==== Stored records

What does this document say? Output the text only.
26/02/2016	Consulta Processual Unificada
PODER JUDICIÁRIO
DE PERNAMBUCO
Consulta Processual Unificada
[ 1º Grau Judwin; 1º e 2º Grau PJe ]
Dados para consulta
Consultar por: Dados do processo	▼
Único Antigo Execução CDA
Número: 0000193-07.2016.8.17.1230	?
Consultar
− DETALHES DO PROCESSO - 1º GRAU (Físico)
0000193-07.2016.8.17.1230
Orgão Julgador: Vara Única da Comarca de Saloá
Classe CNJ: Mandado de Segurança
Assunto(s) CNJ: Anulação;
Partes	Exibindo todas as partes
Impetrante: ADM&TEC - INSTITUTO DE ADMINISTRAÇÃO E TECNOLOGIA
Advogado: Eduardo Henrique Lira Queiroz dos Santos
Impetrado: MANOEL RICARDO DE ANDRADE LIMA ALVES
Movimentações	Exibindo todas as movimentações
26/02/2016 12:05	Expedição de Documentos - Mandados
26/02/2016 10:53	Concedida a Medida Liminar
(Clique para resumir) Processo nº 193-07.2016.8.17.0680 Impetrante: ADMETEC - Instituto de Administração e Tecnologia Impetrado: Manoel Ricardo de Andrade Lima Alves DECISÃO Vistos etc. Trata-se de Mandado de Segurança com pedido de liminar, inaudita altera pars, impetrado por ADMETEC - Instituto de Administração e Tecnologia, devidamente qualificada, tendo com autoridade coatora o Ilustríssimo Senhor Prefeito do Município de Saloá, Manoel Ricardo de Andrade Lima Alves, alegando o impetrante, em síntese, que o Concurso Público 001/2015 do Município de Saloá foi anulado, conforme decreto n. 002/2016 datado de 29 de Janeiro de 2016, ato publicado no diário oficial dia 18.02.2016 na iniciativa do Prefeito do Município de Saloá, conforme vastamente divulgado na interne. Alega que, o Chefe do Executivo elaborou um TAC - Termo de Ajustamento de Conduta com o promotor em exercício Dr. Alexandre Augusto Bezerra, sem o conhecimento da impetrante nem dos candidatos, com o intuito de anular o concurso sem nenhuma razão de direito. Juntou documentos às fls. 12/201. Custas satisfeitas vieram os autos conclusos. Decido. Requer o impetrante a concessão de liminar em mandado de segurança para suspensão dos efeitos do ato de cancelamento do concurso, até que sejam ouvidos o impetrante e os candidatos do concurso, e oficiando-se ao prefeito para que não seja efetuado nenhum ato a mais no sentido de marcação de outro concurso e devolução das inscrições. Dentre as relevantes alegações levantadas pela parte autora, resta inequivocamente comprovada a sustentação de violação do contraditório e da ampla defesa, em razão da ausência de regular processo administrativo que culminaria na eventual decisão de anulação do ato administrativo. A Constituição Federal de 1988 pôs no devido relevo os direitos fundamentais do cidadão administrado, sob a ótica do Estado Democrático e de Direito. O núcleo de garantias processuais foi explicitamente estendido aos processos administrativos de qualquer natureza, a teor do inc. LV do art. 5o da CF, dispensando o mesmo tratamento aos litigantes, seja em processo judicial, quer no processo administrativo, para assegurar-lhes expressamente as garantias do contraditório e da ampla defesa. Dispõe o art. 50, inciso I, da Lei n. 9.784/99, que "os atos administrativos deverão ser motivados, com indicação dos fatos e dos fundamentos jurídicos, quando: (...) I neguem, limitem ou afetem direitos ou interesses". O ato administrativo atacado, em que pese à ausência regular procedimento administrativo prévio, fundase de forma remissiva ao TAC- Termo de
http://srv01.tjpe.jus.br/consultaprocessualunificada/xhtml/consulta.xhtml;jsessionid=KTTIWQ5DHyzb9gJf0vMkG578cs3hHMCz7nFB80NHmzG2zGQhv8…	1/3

========

Given task: Read the entries and pick out all lines that include the word "todas".

Output below:
Partes	Exibindo todas as partes
Movimentações	Exibindo todas as movimentações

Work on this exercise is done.